● **What you have to do**
In the material below, find each line holding the string "Only" and copy it.

● **Supplied records**

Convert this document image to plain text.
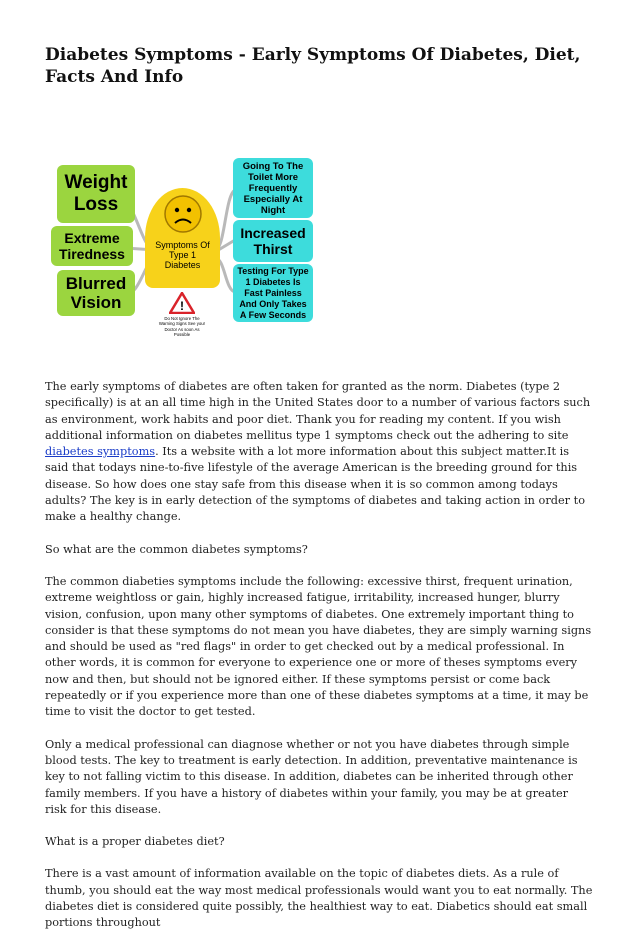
Diabetes Symptoms - Early Symptoms Of Diabetes, Diet, Facts And Info
Weight Loss
Extreme Tiredness
Blurred Vision
Symptoms Of Type 1 Diabetes
Going To The Toilet More Frequently Especially At Night
Increased Thirst
Testing For Type 1 Diabetes Is Fast Painless And Only Takes A Few Seconds
!
Do Not Ignore The Warning Signs See your Doctor As soon As Possible

The early symptoms of diabetes are often taken for granted as the norm. Diabetes (type 2 specifically) is at an all time high in the United States door to a number of various factors such as environment, work habits and poor diet. Thank you for reading my content. If you wish additional information on diabetes mellitus type 1 symptoms check out the adhering to site diabetes symptoms. Its a website with a lot more information about this subject matter.It is said that todays nine-to-five lifestyle of the average American is the breeding ground for this disease. So how does one stay safe from this disease when it is so common among todays adults? The key is in early detection of the symptoms of diabetes and taking action in order to make a healthy change.

So what are the common diabetes symptoms?

The common diabeties symptoms include the following: excessive thirst, frequent urination, extreme weightloss or gain, highly increased fatigue, irritability, increased hunger, blurry vision, confusion, upon many other symptoms of diabetes. One extremely important thing to consider is that these symptoms do not mean you have diabetes, they are simply warning signs and should be used as "red flags" in order to get checked out by a medical professional. In other words, it is common for everyone to experience one or more of theses symptoms every now and then, but should not be ignored either. If these symptoms persist or come back repeatedly or if you experience more than one of these diabetes symptoms at a time, it may be time to visit the doctor to get tested.

Only a medical professional can diagnose whether or not you have diabetes through simple blood tests. The key to treatment is early detection. In addition, preventative maintenance is key to not falling victim to this disease. In addition, diabetes can be inherited through other family members. If you have a history of diabetes within your family, you may be at greater risk for this disease.

What is a proper diabetes diet?

There is a vast amount of information available on the topic of diabetes diets. As a rule of thumb, you should eat the way most medical professionals would want you to eat normally. The diabetes diet is considered quite possibly, the healthiest way to eat. Diabetics should eat small portions throughout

● **Full output**
Testing For Type 1 Diabetes Is Fast Painless And Only Takes A Few Seconds
Only a medical professional can diagnose whether or not you have diabetes through simple blood tests. The key to treatment is early detection. In addition, preventative maintenance is key to not falling victim to this disease. In addition, diabetes can be inherited through other family members. If you have a history of diabetes within your family, you may be at greater risk for this disease.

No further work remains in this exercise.